[Start INFORMATION GIVEN]
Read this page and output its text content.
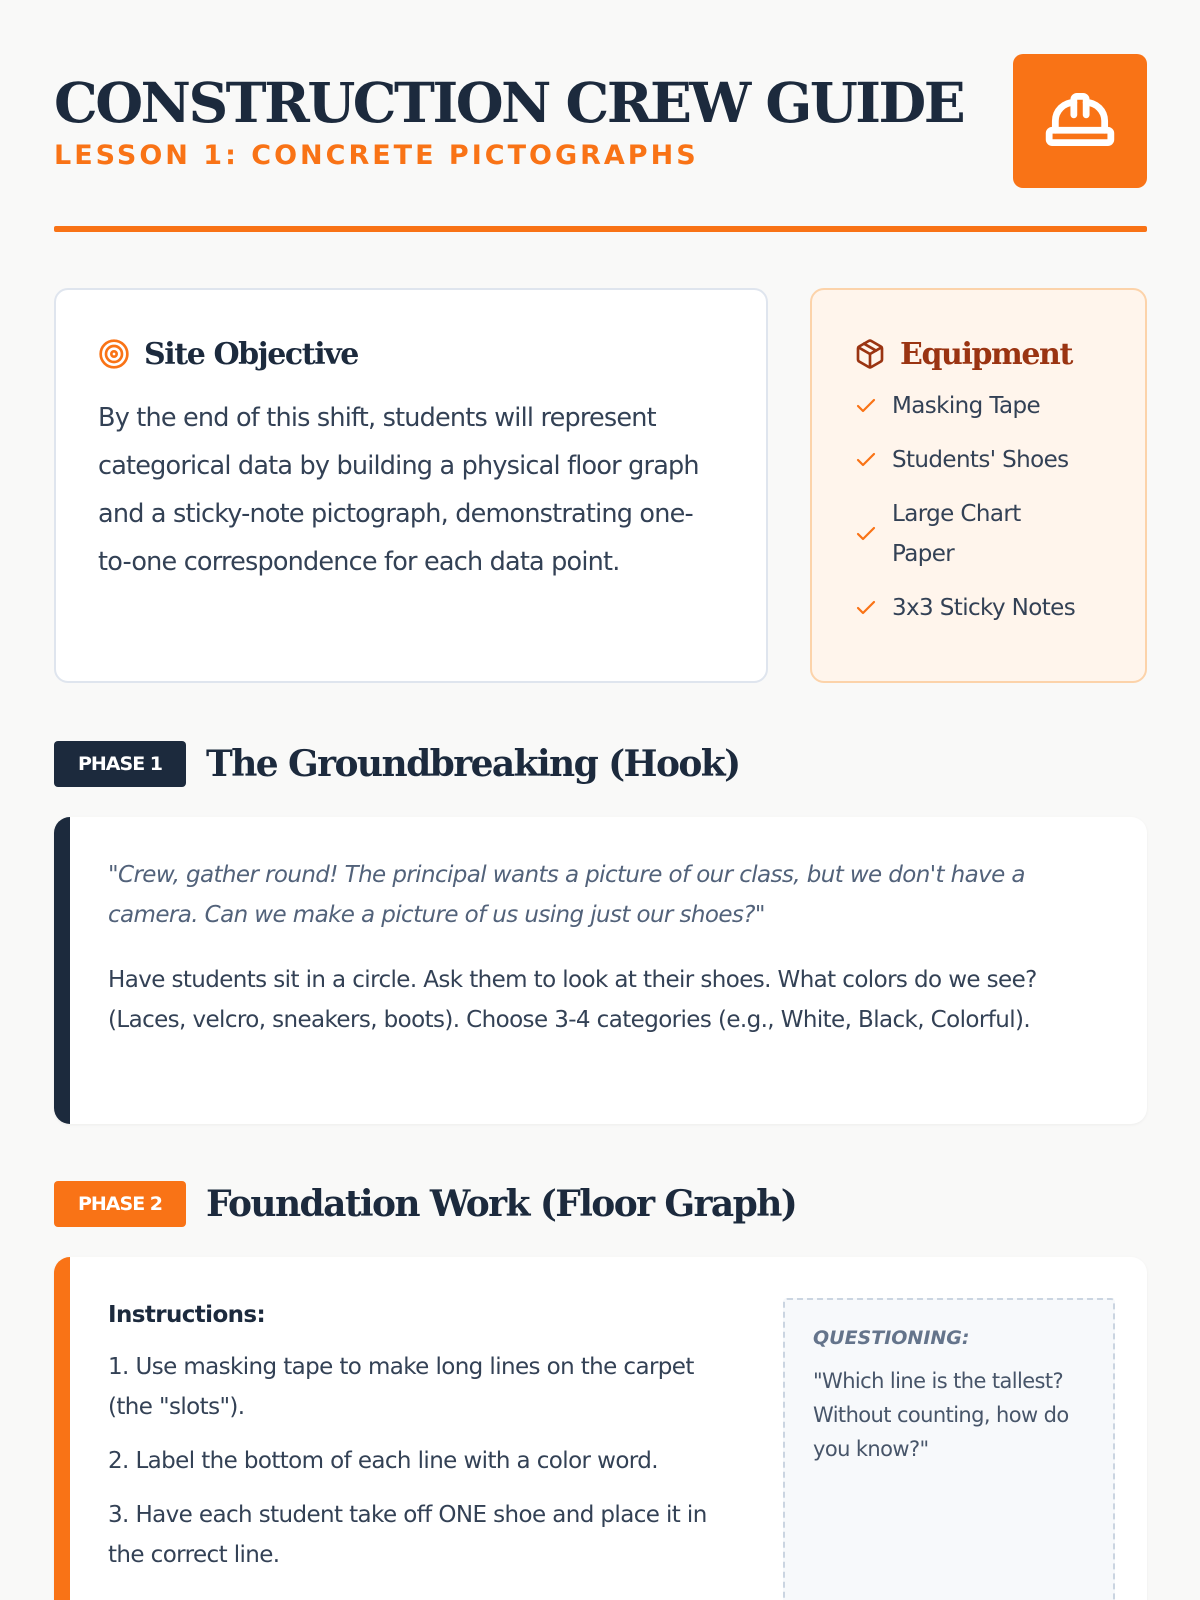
CONSTRUCTION CREW GUIDE
LESSON 1: CONCRETE PICTOGRAPHS
Site Objective
By the end of this shift, students will represent categorical data by building a physical floor graph and a sticky-note pictograph, demonstrating one-to-one correspondence for each data point.
Equipment
Masking Tape
Students' Shoes
Large Chart Paper
3x3 Sticky Notes
PHASE 1	The Groundbreaking (Hook)
"Crew, gather round! The principal wants a picture of our class, but we don't have a camera. Can we make a picture of us using just our shoes?"
Have students sit in a circle. Ask them to look at their shoes. What colors do we see? (Laces, velcro, sneakers, boots). Choose 3-4 categories (e.g., White, Black, Colorful).
PHASE 2	Foundation Work (Floor Graph)
Instructions:
1. Use masking tape to make long lines on the carpet (the "slots").
2. Label the bottom of each line with a color word.
3. Have each student take off ONE shoe and place it in the correct line.
QUESTIONING:
"Which line is the tallest? Without counting, how do you know?"
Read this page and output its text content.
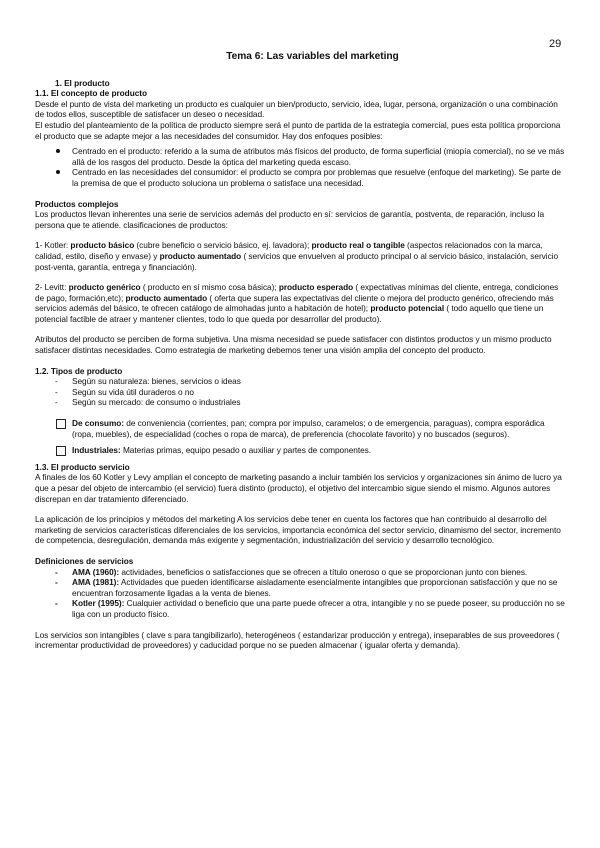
29
Tema 6: Las variables del marketing
1. El producto
1.1. El concepto de producto

Desde el punto de vista del marketing un producto es cualquier un bien/producto, servicio, idea, lugar, persona, organización o una combinación de todos ellos, susceptible de satisfacer un deseo o necesidad.

El estudio del planteamiento de la política de producto siempre será el punto de partida de la estrategia comercial, pues esta política proporciona el producto que se adapte mejor a las necesidades del consumidor. Hay dos enfoques posibles:

Centrado en el producto: referido a la suma de atributos más físicos del producto, de forma superficial (miopía comercial), no se ve más allá de los rasgos del producto. Desde la óptica del marketing queda escaso.
Centrado en las necesidades del consumidor: el producto se compra por problemas que resuelve (enfoque del marketing). Se parte de la premisa de que el producto soluciona un problema o satisface una necesidad.
Productos complejos

Los productos llevan inherentes una serie de servicios además del producto en sí: servicios de garantía, postventa, de reparación, incluso la persona que te atiende. clasificaciones de productos:

1- Kotler: producto básico (cubre beneficio o servicio básico, ej. lavadora); producto real o tangible (aspectos relacionados con la marca, calidad, estilo, diseño y envase) y producto aumentado ( servicios que envuelven al producto principal o al servicio básico, instalación, servicio post-venta, garantía, entrega y financiación).

2- Levitt: producto genérico ( producto en sí mismo cosa básica); producto esperado ( expectativas mínimas del cliente, entrega, condiciones de pago, formación,etc); producto aumentado ( oferta que supera las expectativas del cliente o mejora del producto genérico, ofreciendo más servicios además del básico, te ofrecen catálogo de almohadas junto a habitación de hotel); producto potencial ( todo aquello que tiene un potencial factible de atraer y mantener clientes, todo lo que queda por desarrollar del producto).

Atributos del producto se perciben de forma subjetiva. Una misma necesidad se puede satisfacer con distintos productos y un mismo producto satisfacer distintas necesidades. Como estrategia de marketing debemos tener una visión amplia del concepto del producto.

1.2. Tipos de producto
- Según su naturaleza: bienes, servicios o ideas
- Según su vida útil duraderos o no
- Según su mercado: de consumo o industriales
De consumo: de conveniencia (corrientes, pan; compra por impulso, caramelos; o de emergencia, paraguas), compra esporádica (ropa, muebles), de especialidad (coches o ropa de marca), de preferencia (chocolate favorito) y no buscados (seguros).
Industriales: Materias primas, equipo pesado o auxiliar y partes de componentes.
1.3. El producto servicio

A finales de los 60 Kotler y Levy amplían el concepto de marketing pasando a incluir también los servicios y organizaciones sin ánimo de lucro ya que a pesar del objeto de intercambio (el servicio) fuera distinto (producto), el objetivo del intercambio sigue siendo el mismo. Algunos autores discrepan en dar tratamiento diferenciado.

La aplicación de los principios y métodos del marketing A los servicios debe tener en cuenta los factores que han contribuido al desarrollo del marketing de servicios características diferenciales de los servicios, importancia económica del sector servicio, dinamismo del sector, incremento de competencia, desregulación, demanda más exigente y segmentación, industrialización del servicio y desarrollo tecnológico.

Definiciones de servicios
- AMA (1960): actividades, beneficios o satisfacciones que se ofrecen a título oneroso o que se proporcionan junto con bienes.
- AMA (1981): Actividades que pueden identificarse aisladamente esencialmente intangibles que proporcionan satisfacción y que no se encuentran forzosamente ligadas a la venta de bienes.
- Kotler (1995): Cualquier actividad o beneficio que una parte puede ofrecer a otra, intangible y no se puede poseer, su producción no se liga con un producto físico.

Los servicios son intangibles ( clave s para tangibilizarlo), heterogéneos ( estandarizar producción y entrega), inseparables de sus proveedores ( incrementar productividad de proveedores) y caducidad porque no se pueden almacenar ( igualar oferta y demanda).
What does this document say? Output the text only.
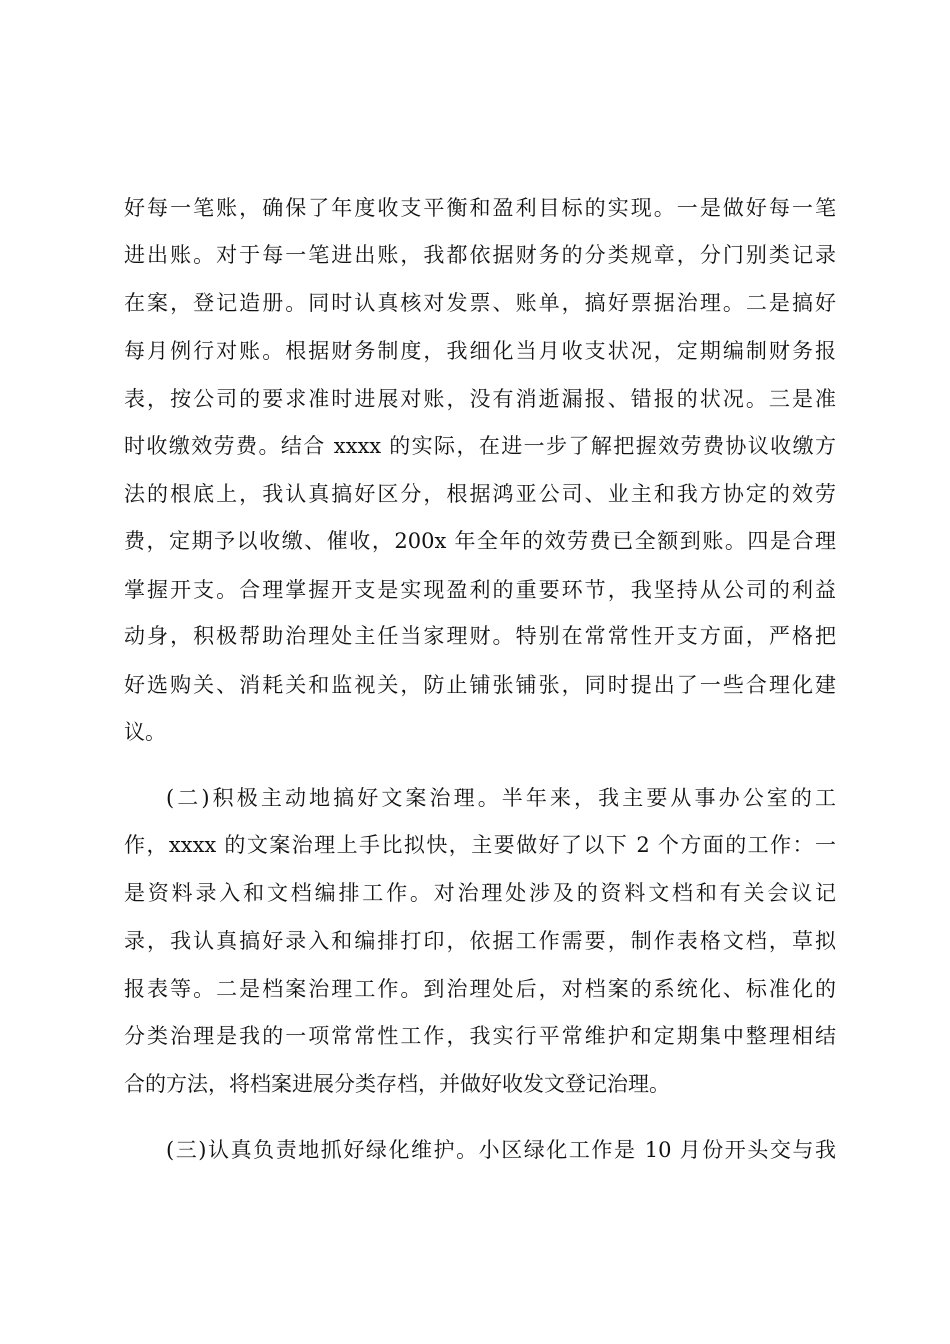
好每一笔账，确保了年度收支平衡和盈利目标的实现。一是做好每一笔
进出账。对于每一笔进出账，我都依据财务的分类规章，分门别类记录
在案，登记造册。同时认真核对发票、账单，搞好票据治理。二是搞好
每月例行对账。根据财务制度，我细化当月收支状况，定期编制财务报
表，按公司的要求准时进展对账，没有消逝漏报、错报的状况。三是准
时收缴效劳费。结合 xxxx 的实际，在进一步了解把握效劳费协议收缴方
法的根底上，我认真搞好区分，根据鸿亚公司、业主和我方协定的效劳
费，定期予以收缴、催收，200x 年全年的效劳费已全额到账。四是合理
掌握开支。合理掌握开支是实现盈利的重要环节，我坚持从公司的利益
动身，积极帮助治理处主任当家理财。特别在常常性开支方面，严格把
好选购关、消耗关和监视关，防止铺张铺张，同时提出了一些合理化建
议。
(二)积极主动地搞好文案治理。半年来，我主要从事办公室的工
作，xxxx 的文案治理上手比拟快，主要做好了以下 2 个方面的工作：一
是资料录入和文档编排工作。对治理处涉及的资料文档和有关会议记
录，我认真搞好录入和编排打印，依据工作需要，制作表格文档，草拟
报表等。二是档案治理工作。到治理处后，对档案的系统化、标准化的
分类治理是我的一项常常性工作，我实行平常维护和定期集中整理相结
合的方法，将档案进展分类存档，并做好收发文登记治理。
(三)认真负责地抓好绿化维护。小区绿化工作是 10 月份开头交与我
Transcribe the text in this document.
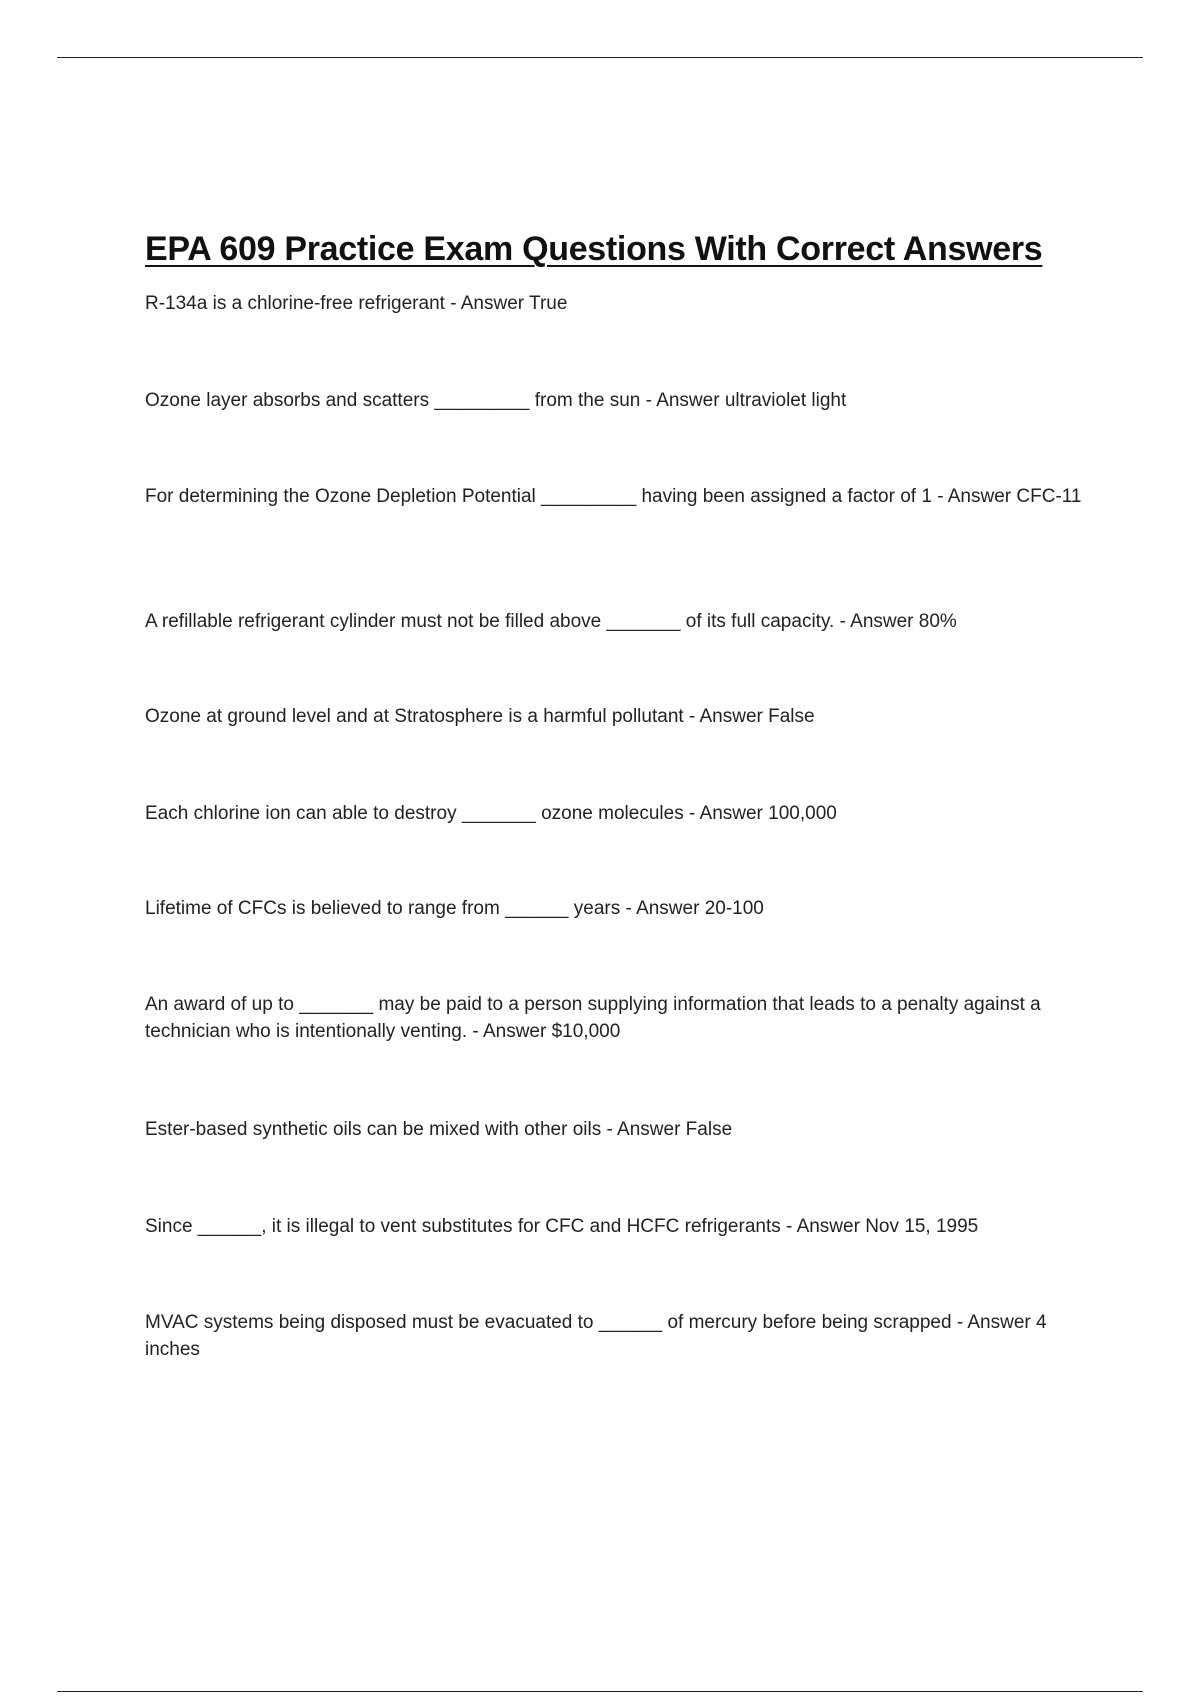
EPA 609 Practice Exam Questions With Correct Answers

R-134a is a chlorine-free refrigerant - Answer True

Ozone layer absorbs and scatters _________ from the sun - Answer ultraviolet light

For determining the Ozone Depletion Potential _________ having been assigned a factor of 1 - Answer CFC-11

A refillable refrigerant cylinder must not be filled above _______ of its full capacity. - Answer 80%

Ozone at ground level and at Stratosphere is a harmful pollutant - Answer False

Each chlorine ion can able to destroy _______ ozone molecules - Answer 100,000

Lifetime of CFCs is believed to range from ______ years - Answer 20-100

An award of up to _______ may be paid to a person supplying information that leads to a penalty against a technician who is intentionally venting. - Answer $10,000

Ester-based synthetic oils can be mixed with other oils - Answer False

Since ______, it is illegal to vent substitutes for CFC and HCFC refrigerants - Answer Nov 15, 1995

MVAC systems being disposed must be evacuated to ______ of mercury before being scrapped - Answer 4 inches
[End INFORMATION GIVEN]
● **PROBLEM DETAILS**:
Compute how many lines include the string "this", then give that number by itself.

● **TASK OUTPUT**:
5